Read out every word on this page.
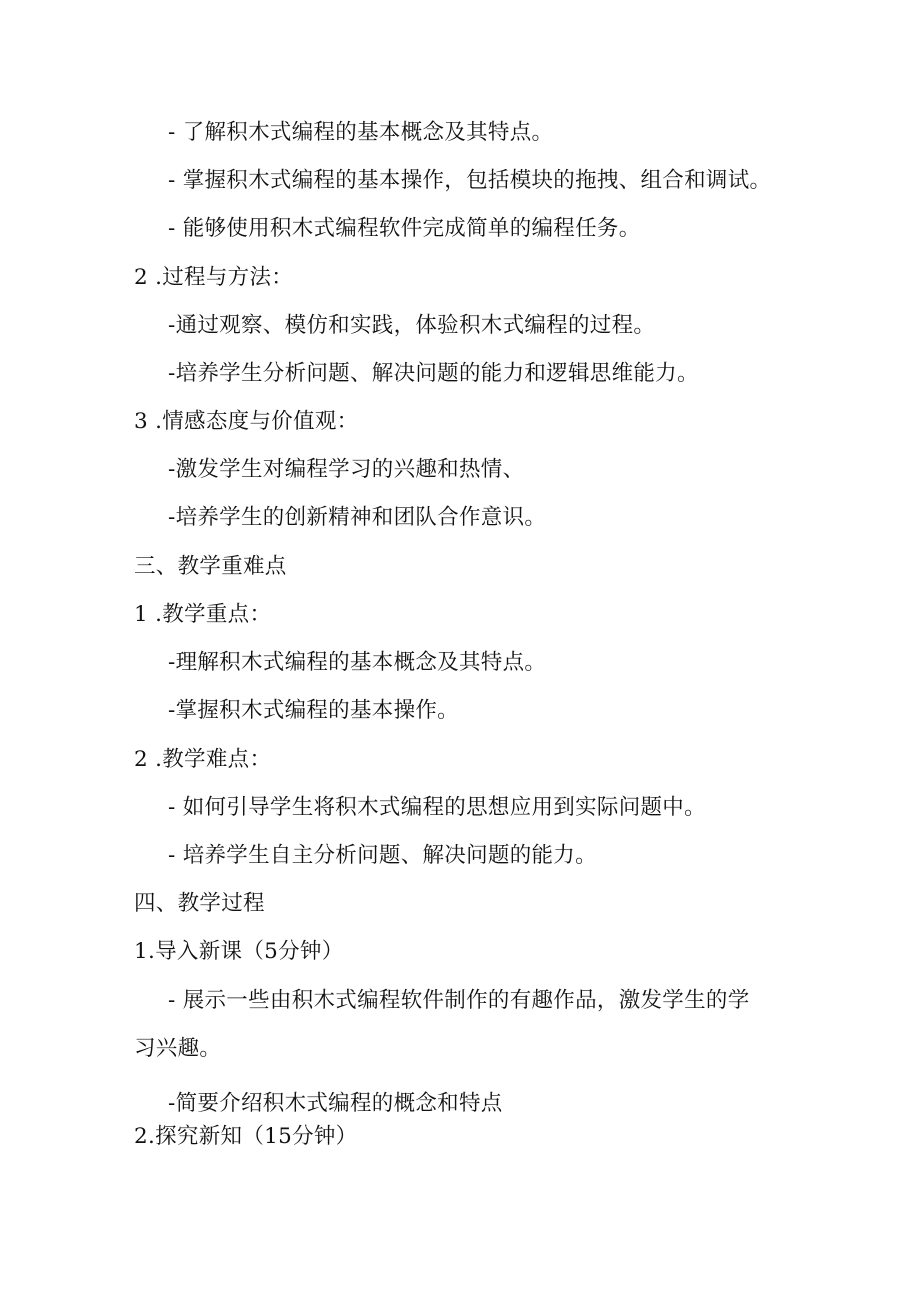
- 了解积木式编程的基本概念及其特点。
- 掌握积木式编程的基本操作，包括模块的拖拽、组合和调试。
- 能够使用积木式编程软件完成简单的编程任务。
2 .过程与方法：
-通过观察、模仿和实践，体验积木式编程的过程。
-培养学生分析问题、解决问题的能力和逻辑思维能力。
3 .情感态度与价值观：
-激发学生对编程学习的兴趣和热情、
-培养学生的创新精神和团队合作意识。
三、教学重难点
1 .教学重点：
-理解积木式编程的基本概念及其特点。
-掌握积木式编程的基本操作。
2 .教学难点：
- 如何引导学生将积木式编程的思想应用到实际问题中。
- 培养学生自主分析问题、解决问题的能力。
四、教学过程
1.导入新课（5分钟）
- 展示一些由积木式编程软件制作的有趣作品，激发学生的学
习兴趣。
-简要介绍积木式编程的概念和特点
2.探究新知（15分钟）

════════

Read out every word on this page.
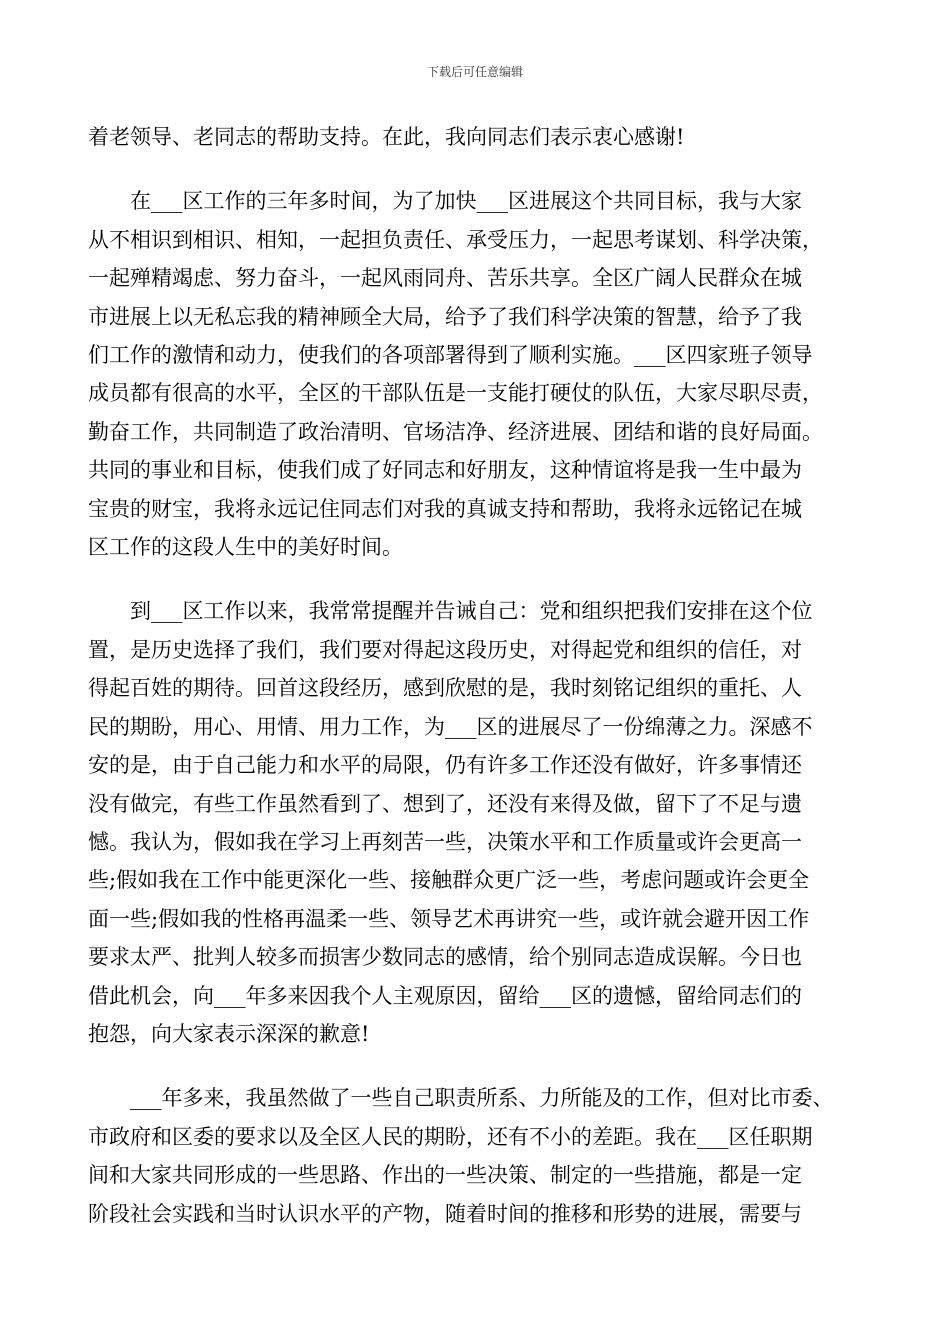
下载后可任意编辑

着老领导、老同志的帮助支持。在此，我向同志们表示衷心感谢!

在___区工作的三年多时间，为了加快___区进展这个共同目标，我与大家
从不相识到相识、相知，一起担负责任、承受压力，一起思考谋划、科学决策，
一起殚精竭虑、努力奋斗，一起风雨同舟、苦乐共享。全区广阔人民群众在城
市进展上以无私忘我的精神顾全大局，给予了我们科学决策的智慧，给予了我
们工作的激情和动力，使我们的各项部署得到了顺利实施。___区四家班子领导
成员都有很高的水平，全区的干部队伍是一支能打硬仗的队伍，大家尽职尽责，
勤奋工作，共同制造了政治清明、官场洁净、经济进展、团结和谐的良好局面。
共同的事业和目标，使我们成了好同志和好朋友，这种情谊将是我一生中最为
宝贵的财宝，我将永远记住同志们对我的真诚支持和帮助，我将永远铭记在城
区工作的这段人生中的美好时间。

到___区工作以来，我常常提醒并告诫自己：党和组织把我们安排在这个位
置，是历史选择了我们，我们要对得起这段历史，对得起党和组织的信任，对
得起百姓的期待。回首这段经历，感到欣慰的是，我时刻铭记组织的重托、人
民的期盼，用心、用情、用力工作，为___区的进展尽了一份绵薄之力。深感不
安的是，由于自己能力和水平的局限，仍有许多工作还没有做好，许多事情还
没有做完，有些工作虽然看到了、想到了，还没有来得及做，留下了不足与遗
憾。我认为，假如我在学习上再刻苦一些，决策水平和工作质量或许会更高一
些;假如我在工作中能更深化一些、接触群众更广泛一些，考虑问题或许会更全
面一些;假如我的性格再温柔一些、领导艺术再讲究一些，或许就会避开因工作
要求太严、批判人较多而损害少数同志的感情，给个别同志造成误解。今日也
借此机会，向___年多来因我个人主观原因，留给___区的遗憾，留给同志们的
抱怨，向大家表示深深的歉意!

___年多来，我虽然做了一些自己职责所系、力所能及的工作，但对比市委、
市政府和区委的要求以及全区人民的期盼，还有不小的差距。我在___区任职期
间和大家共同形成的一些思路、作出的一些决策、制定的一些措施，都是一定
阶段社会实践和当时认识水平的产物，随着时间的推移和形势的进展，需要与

════════

STATED TASK => Find the lines of the material that hold the word "掌握积木式编程的基本操作" and report their count alone.

EXPECTED ANSWER => 2